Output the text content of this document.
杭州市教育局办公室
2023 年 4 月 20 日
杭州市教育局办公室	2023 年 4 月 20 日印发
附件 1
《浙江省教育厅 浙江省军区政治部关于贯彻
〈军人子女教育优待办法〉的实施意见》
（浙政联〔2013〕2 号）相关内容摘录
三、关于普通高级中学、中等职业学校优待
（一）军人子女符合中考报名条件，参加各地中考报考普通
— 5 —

::::::::::

Could you transcribe the records in full, exactly?

Response
Output the text content of this document.
杭州市教育局办公室
2023 年 4 月 20 日
杭州市教育局办公室	2023 年 4 月 20 日印发
附件 1
《浙江省教育厅 浙江省军区政治部关于贯彻
〈军人子女教育优待办法〉的实施意见》
（浙政联〔2013〕2 号）相关内容摘录
三、关于普通高级中学、中等职业学校优待
（一）军人子女符合中考报名条件，参加各地中考报考普通
— 5 —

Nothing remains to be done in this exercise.